DATA FOR THIS TASK:
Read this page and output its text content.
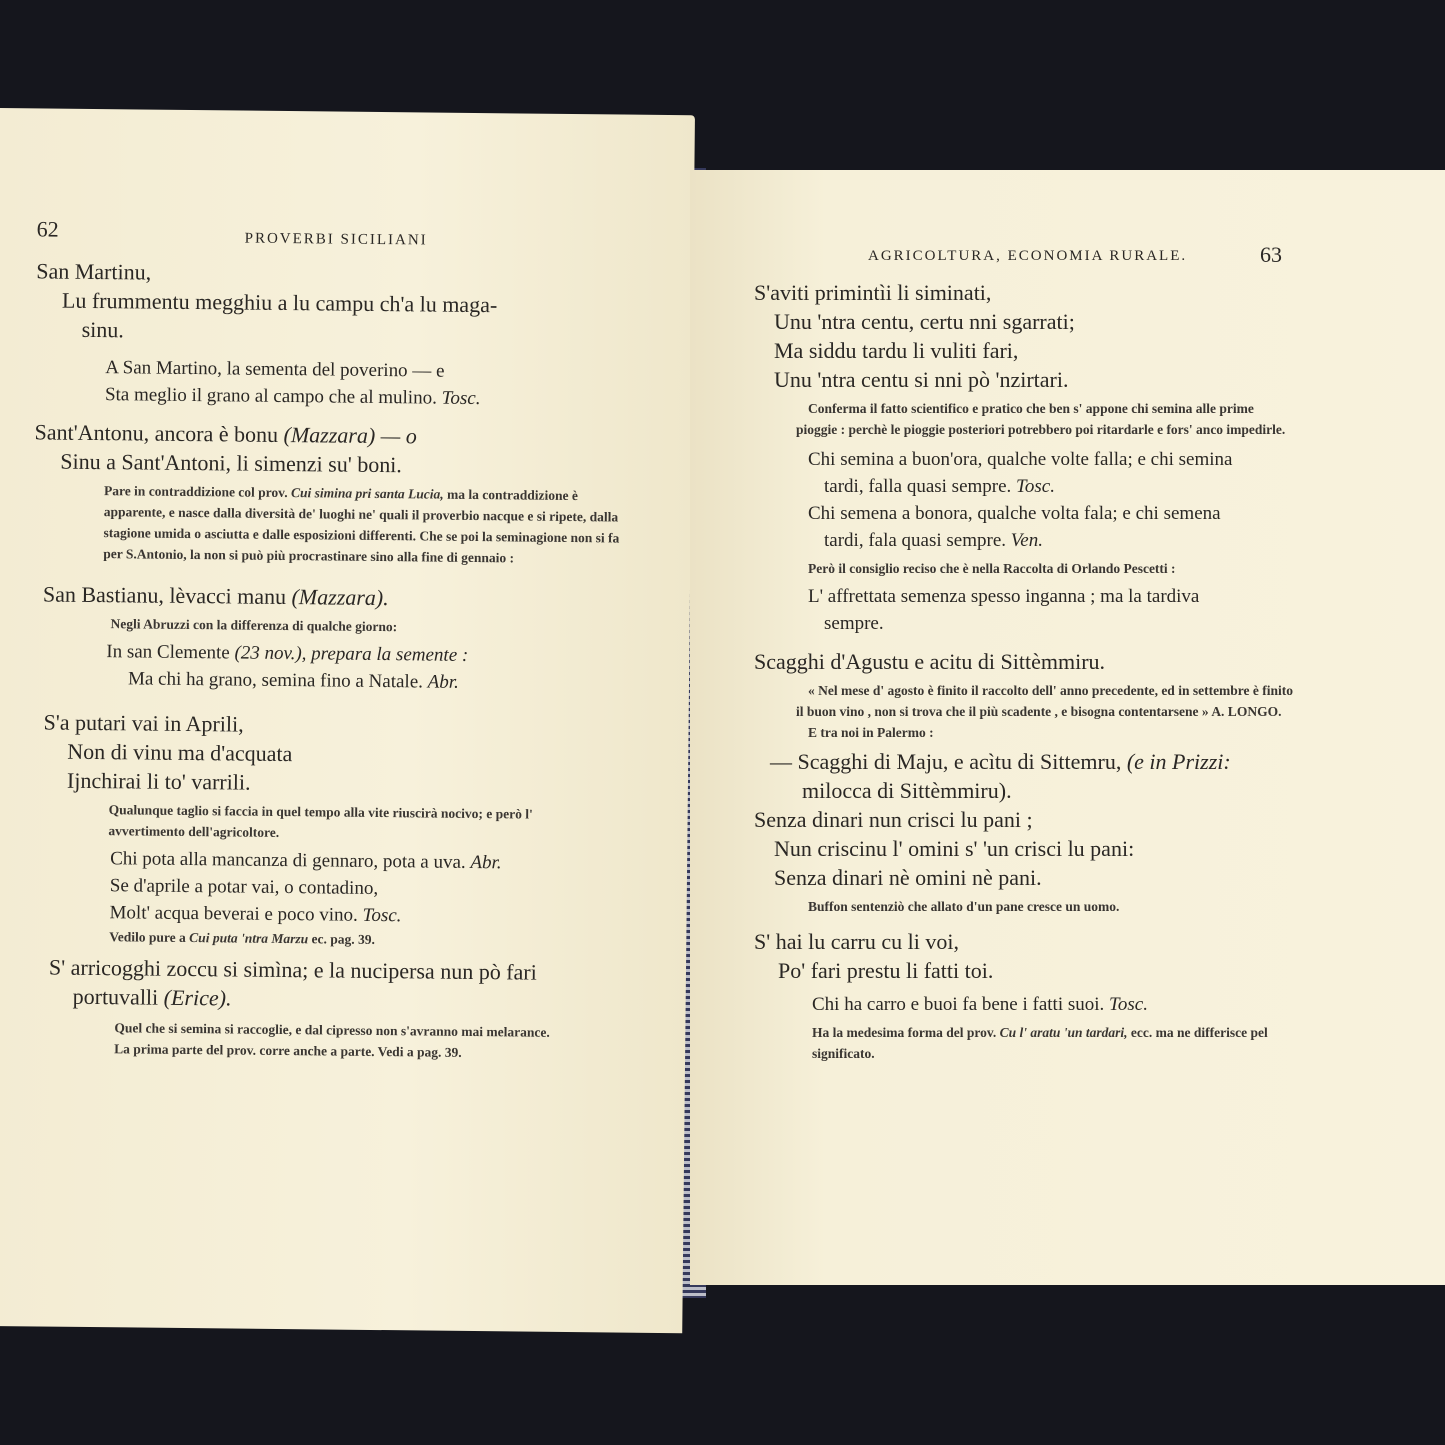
62	PROVERBI SICILIANI
San Martinu,
Lu frummentu megghiu a lu campu ch'a lu maga-
sinu.
A San Martino, la sementa del poverino — e
Sta meglio il grano al campo che al mulino. Tosc.
Sant'Antonu, ancora è bonu (Mazzara) — o
Sinu a Sant'Antoni, li simenzi su' boni.
Pare in contraddizione col prov. Cui simina pri santa Lucia, ma la contraddizione è apparente, e nasce dalla diversità de' luoghi ne' quali il proverbio nacque e si ripete, dalla stagione umida o asciutta e dalle esposizioni differenti. Che se poi la seminagione non si fa per S.Antonio, la non si può più procrastinare sino alla fine di gennaio :
San Bastianu, lèvacci manu (Mazzara).
Negli Abruzzi con la differenza di qualche giorno:
In san Clemente (23 nov.), prepara la semente :
Ma chi ha grano, semina fino a Natale. Abr.
S'a putari vai in Aprili,
Non di vinu ma d'acquata
Ijnchirai li to' varrili.
Qualunque taglio si faccia in quel tempo alla vite riuscirà nocivo; e però l' avvertimento dell'agricoltore.
Chi pota alla mancanza di gennaro, pota a uva. Abr.
Se d'aprile a potar vai, o contadino,
Molt' acqua beverai e poco vino. Tosc.
Vedilo pure a Cui puta 'ntra Marzu ec. pag. 39.
S' arricogghi zoccu si simìna; e la nucipersa nun pò fari
portuvalli (Erice).
Quel che si semina si raccoglie, e dal cipresso non s'avranno mai melarance.
La prima parte del prov. corre anche a parte. Vedi a pag. 39.
AGRICOLTURA, ECONOMIA RURALE.	63
S'aviti primintìi li siminati,
Unu 'ntra centu, certu nni sgarrati;
Ma siddu tardu li vuliti fari,
Unu 'ntra centu si nni pò 'nzirtari.
Conferma il fatto scientifico e pratico che ben s' appone chi semina alle prime pioggie : perchè le pioggie posteriori potrebbero poi ritardarle e fors' anco impedirle.
Chi semina a buon'ora, qualche volte falla; e chi semina
tardi, falla quasi sempre. Tosc.
Chi semena a bonora, qualche volta fala; e chi semena
tardi, fala quasi sempre. Ven.
Però il consiglio reciso che è nella Raccolta di Orlando Pescetti :
L' affrettata semenza spesso inganna ; ma la tardiva
sempre.
Scagghi d'Agustu e acitu di Sittèmmiru.
« Nel mese d' agosto è finito il raccolto dell' anno precedente, ed in settembre è finito il buon vino , non si trova che il più scadente , e bisogna contentarsene » A. LONGO.
E tra noi in Palermo :
— Scagghi di Maju, e acìtu di Sittemru, (e in Prizzi:
milocca di Sittèmmiru).
Senza dinari nun crisci lu pani ;
Nun criscinu l' omini s' 'un crisci lu pani:
Senza dinari nè omini nè pani.
Buffon sentenziò che allato d'un pane cresce un uomo.
S' hai lu carru cu li voi,
Po' fari prestu li fatti toi.
Chi ha carro e buoi fa bene i fatti suoi. Tosc.
Ha la medesima forma del prov. Cu l' aratu 'un tardari, ecc. ma ne differisce pel significato.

WRITTEN PROBLEM: Reproduce every line precisely as given, omitting all pictures.

RESPONSE TO THIS EXERCISE:
Read this page and output its text content.
62	PROVERBI SICILIANI
San Martinu,
Lu frummentu megghiu a lu campu ch'a lu maga-
sinu.
A San Martino, la sementa del poverino — e
Sta meglio il grano al campo che al mulino. Tosc.
Sant'Antonu, ancora è bonu (Mazzara) — o
Sinu a Sant'Antoni, li simenzi su' boni.
Pare in contraddizione col prov. Cui simina pri santa Lucia, ma la contraddizione è apparente, e nasce dalla diversità de' luoghi ne' quali il proverbio nacque e si ripete, dalla stagione umida o asciutta e dalle esposizioni differenti. Che se poi la seminagione non si fa per S.Antonio, la non si può più procrastinare sino alla fine di gennaio :
San Bastianu, lèvacci manu (Mazzara).
Negli Abruzzi con la differenza di qualche giorno:
In san Clemente (23 nov.), prepara la semente :
Ma chi ha grano, semina fino a Natale. Abr.
S'a putari vai in Aprili,
Non di vinu ma d'acquata
Ijnchirai li to' varrili.
Qualunque taglio si faccia in quel tempo alla vite riuscirà nocivo; e però l' avvertimento dell'agricoltore.
Chi pota alla mancanza di gennaro, pota a uva. Abr.
Se d'aprile a potar vai, o contadino,
Molt' acqua beverai e poco vino. Tosc.
Vedilo pure a Cui puta 'ntra Marzu ec. pag. 39.
S' arricogghi zoccu si simìna; e la nucipersa nun pò fari
portuvalli (Erice).
Quel che si semina si raccoglie, e dal cipresso non s'avranno mai melarance.
La prima parte del prov. corre anche a parte. Vedi a pag. 39.
AGRICOLTURA, ECONOMIA RURALE.	63
S'aviti primintìi li siminati,
Unu 'ntra centu, certu nni sgarrati;
Ma siddu tardu li vuliti fari,
Unu 'ntra centu si nni pò 'nzirtari.
Conferma il fatto scientifico e pratico che ben s' appone chi semina alle prime pioggie : perchè le pioggie posteriori potrebbero poi ritardarle e fors' anco impedirle.
Chi semina a buon'ora, qualche volte falla; e chi semina
tardi, falla quasi sempre. Tosc.
Chi semena a bonora, qualche volta fala; e chi semena
tardi, fala quasi sempre. Ven.
Però il consiglio reciso che è nella Raccolta di Orlando Pescetti :
L' affrettata semenza spesso inganna ; ma la tardiva
sempre.
Scagghi d'Agustu e acitu di Sittèmmiru.
« Nel mese d' agosto è finito il raccolto dell' anno precedente, ed in settembre è finito il buon vino , non si trova che il più scadente , e bisogna contentarsene » A. LONGO.
E tra noi in Palermo :
— Scagghi di Maju, e acìtu di Sittemru, (e in Prizzi:
milocca di Sittèmmiru).
Senza dinari nun crisci lu pani ;
Nun criscinu l' omini s' 'un crisci lu pani:
Senza dinari nè omini nè pani.
Buffon sentenziò che allato d'un pane cresce un uomo.
S' hai lu carru cu li voi,
Po' fari prestu li fatti toi.
Chi ha carro e buoi fa bene i fatti suoi. Tosc.
Ha la medesima forma del prov. Cu l' aratu 'un tardari, ecc. ma ne differisce pel significato.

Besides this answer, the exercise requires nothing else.